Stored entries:
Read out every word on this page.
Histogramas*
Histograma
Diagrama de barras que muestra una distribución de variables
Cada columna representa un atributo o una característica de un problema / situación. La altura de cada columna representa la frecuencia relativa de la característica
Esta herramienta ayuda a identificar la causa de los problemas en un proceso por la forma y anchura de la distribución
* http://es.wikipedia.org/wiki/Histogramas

*Your task:*
Exactly as shown above, return every record.

*Response:*
Read out every word on this page.
Histogramas*
Histograma
Diagrama de barras que muestra una distribución de variables
Cada columna representa un atributo o una característica de un problema / situación. La altura de cada columna representa la frecuencia relativa de la característica
Esta herramienta ayuda a identificar la causa de los problemas en un proceso por la forma y anchura de la distribución
* http://es.wikipedia.org/wiki/Histogramas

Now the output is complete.